Pictures in the records should not be copied, but every other part must be repeated exactly.

▶ EXERCISE MATERIAL:
BEGIN
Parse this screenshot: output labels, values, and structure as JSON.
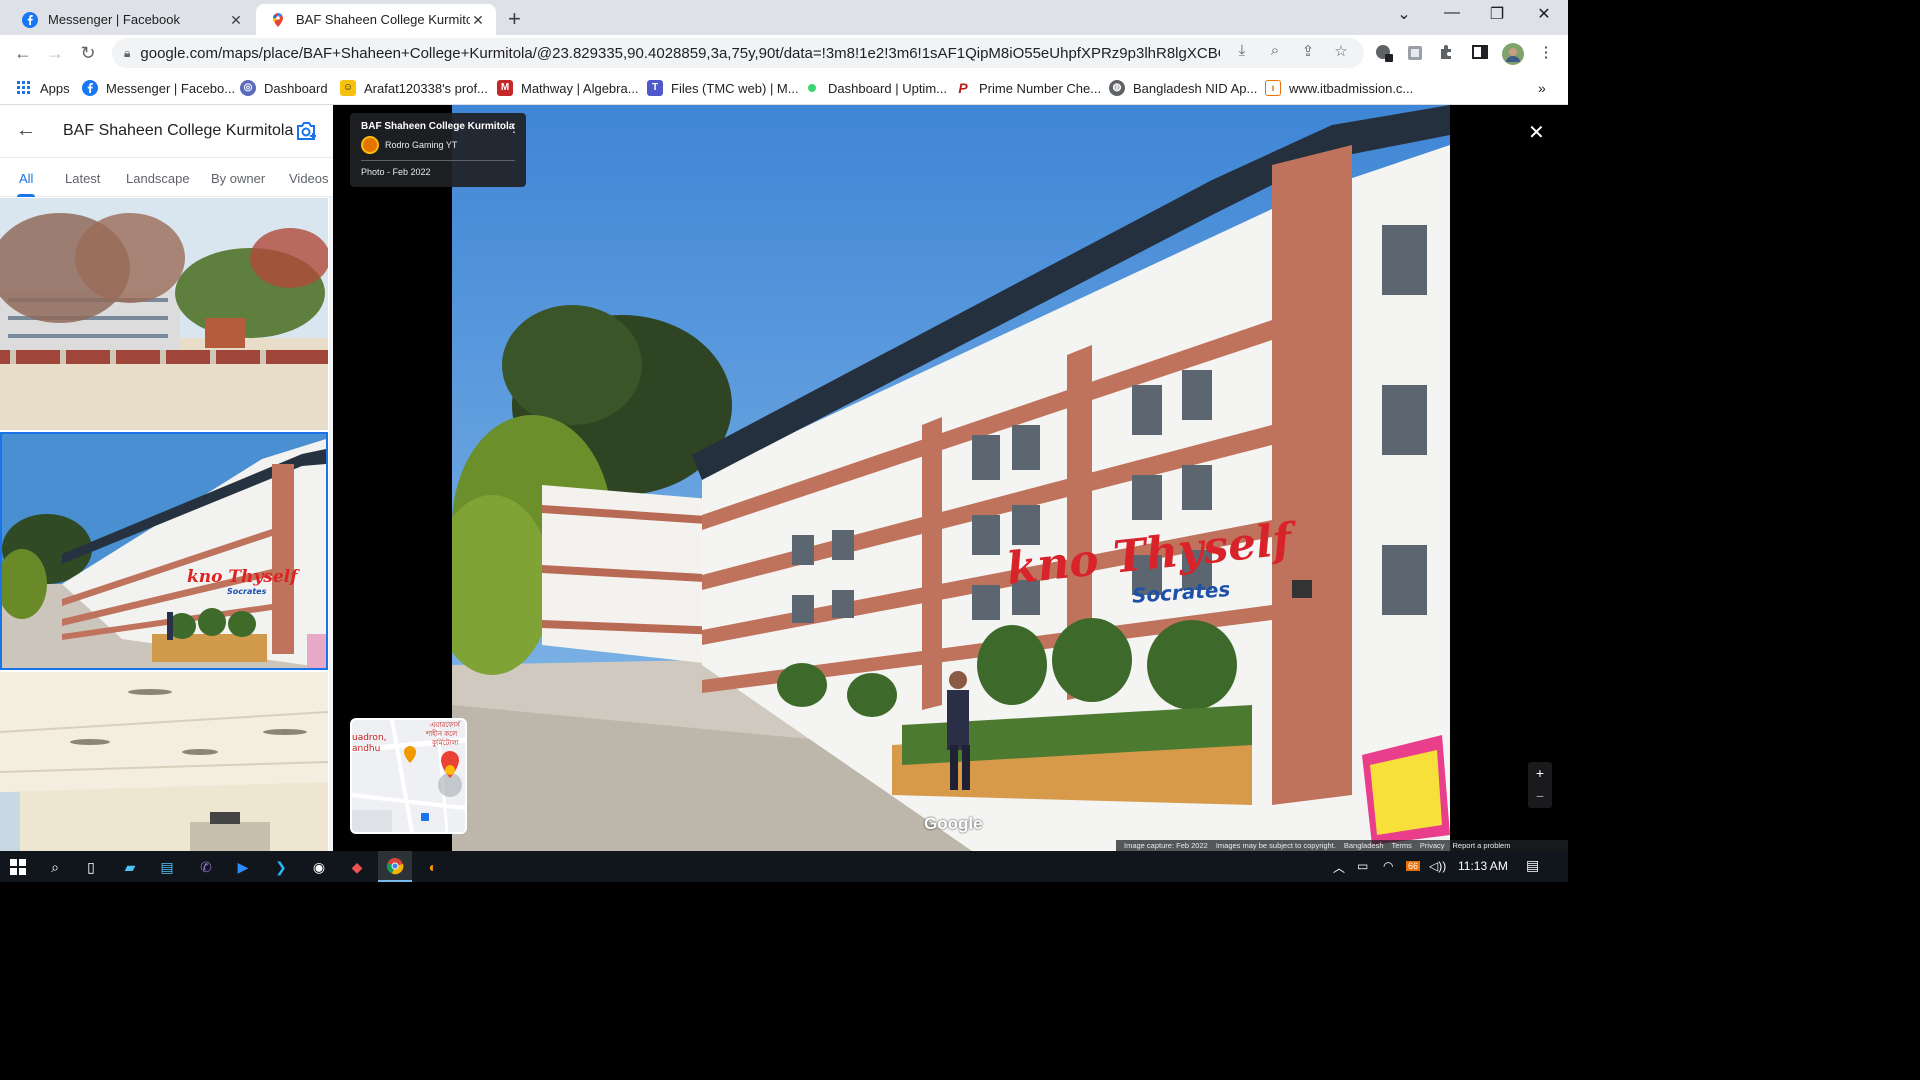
{
  "browser": {
    "tabs": [
      {
        "title": "Messenger | Facebook",
        "icon": "facebook-icon",
        "active": false
      },
      {
        "title": "BAF Shaheen College Kurmitola -",
        "icon": "google-maps-icon",
        "active": true
      }
    ],
    "url": "google.com/maps/place/BAF+Shaheen+College+Kurmitola/@23.829335,90.4028859,3a,75y,90t/data=!3m8!1e2!3m6!1sAF1QipM8iO55eUhpfXPRz9p3lhR8lgXCBO7BkqFu...",
    "bookmarks": [
      {
        "label": "Apps",
        "icon": "apps-grid-icon"
      },
      {
        "label": "Messenger | Facebo...",
        "icon": "facebook-icon"
      },
      {
        "label": "Dashboard",
        "icon": "dashboard-site-icon"
      },
      {
        "label": "Arafat120338's prof...",
        "icon": "profile-site-icon"
      },
      {
        "label": "Mathway | Algebra...",
        "icon": "mathway-icon"
      },
      {
        "label": "Files (TMC web) | M...",
        "icon": "teams-icon"
      },
      {
        "label": "Dashboard | Uptim...",
        "icon": "uptime-icon"
      },
      {
        "label": "Prime Number Che...",
        "icon": "prime-number-icon"
      },
      {
        "label": "Bangladesh NID Ap...",
        "icon": "globe-icon"
      },
      {
        "label": "www.itbadmission.c...",
        "icon": "itbadmission-icon"
      }
    ]
  },
  "maps": {
    "place_title": "BAF Shaheen College Kurmitola",
    "photo_tabs": [
      "All",
      "Latest",
      "Landscape",
      "By owner",
      "Videos"
    ],
    "selected_tab": "All",
    "info_card": {
      "title": "BAF Shaheen College Kurmitola",
      "author": "Rodro Gaming YT",
      "date": "Photo - Feb 2022"
    },
    "minimap_labels": {
      "left": "uadron,\nandhu",
      "right": "এয়ারফোর্স\nশাহীন কলে\nকুর্মিটোলা"
    },
    "google_logo": "Google",
    "attribution": [
      "Image capture: Feb 2022",
      "Images may be subject to copyright.",
      "Bangladesh",
      "Terms",
      "Privacy",
      "Report a problem"
    ],
    "photo_wall_text": {
      "line1": "kno  Thyself",
      "line2": "Socrates"
    }
  },
  "taskbar": {
    "apps": [
      "windows-start-icon",
      "search-icon",
      "task-view-icon",
      "taskbar-app-icon",
      "taskbar-app-icon",
      "viber-icon",
      "zoom-icon",
      "vscode-icon",
      "obs-icon",
      "game-app-icon",
      "chrome-icon",
      "blender-icon"
    ],
    "battery_badge": "66",
    "time": "11:13 AM"
  },
  "colors": {
    "accent": "#1a73e8",
    "chrome_frame": "#dee1e6",
    "taskbar": "#10161c",
    "building_orange": "#c8705a"
  }
}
END
▶ RESPONSE TO THE EXERCISE:
Parse this screenshot: output labels, values, and structure as JSON.
{
  "browser": {
    "tabs": [
      {
        "title": "Messenger | Facebook",
        "icon": "facebook-icon",
        "active": false
      },
      {
        "title": "BAF Shaheen College Kurmitola -",
        "icon": "google-maps-icon",
        "active": true
      }
    ],
    "url": "google.com/maps/place/BAF+Shaheen+College+Kurmitola/@23.829335,90.4028859,3a,75y,90t/data=!3m8!1e2!3m6!1sAF1QipM8iO55eUhpfXPRz9p3lhR8lgXCBO7BkqFu...",
    "bookmarks": [
      {
        "label": "Apps",
        "icon": "apps-grid-icon"
      },
      {
        "label": "Messenger | Facebo...",
        "icon": "facebook-icon"
      },
      {
        "label": "Dashboard",
        "icon": "dashboard-site-icon"
      },
      {
        "label": "Arafat120338's prof...",
        "icon": "profile-site-icon"
      },
      {
        "label": "Mathway | Algebra...",
        "icon": "mathway-icon"
      },
      {
        "label": "Files (TMC web) | M...",
        "icon": "teams-icon"
      },
      {
        "label": "Dashboard | Uptim...",
        "icon": "uptime-icon"
      },
      {
        "label": "Prime Number Che...",
        "icon": "prime-number-icon"
      },
      {
        "label": "Bangladesh NID Ap...",
        "icon": "globe-icon"
      },
      {
        "label": "www.itbadmission.c...",
        "icon": "itbadmission-icon"
      }
    ]
  },
  "maps": {
    "place_title": "BAF Shaheen College Kurmitola",
    "photo_tabs": [
      "All",
      "Latest",
      "Landscape",
      "By owner",
      "Videos"
    ],
    "selected_tab": "All",
    "info_card": {
      "title": "BAF Shaheen College Kurmitola",
      "author": "Rodro Gaming YT",
      "date": "Photo - Feb 2022"
    },
    "minimap_labels": {
      "left": "uadron,\nandhu",
      "right": "এয়ারফোর্স\nশাহীন কলে\nকুর্মিটোলা"
    },
    "google_logo": "Google",
    "attribution": [
      "Image capture: Feb 2022",
      "Images may be subject to copyright.",
      "Bangladesh",
      "Terms",
      "Privacy",
      "Report a problem"
    ],
    "photo_wall_text": {
      "line1": "kno  Thyself",
      "line2": "Socrates"
    }
  },
  "taskbar": {
    "apps": [
      "windows-start-icon",
      "search-icon",
      "task-view-icon",
      "taskbar-app-icon",
      "taskbar-app-icon",
      "viber-icon",
      "zoom-icon",
      "vscode-icon",
      "obs-icon",
      "game-app-icon",
      "chrome-icon",
      "blender-icon"
    ],
    "battery_badge": "66",
    "time": "11:13 AM"
  },
  "colors": {
    "accent": "#1a73e8",
    "chrome_frame": "#dee1e6",
    "taskbar": "#10161c",
    "building_orange": "#c8705a"
  }
}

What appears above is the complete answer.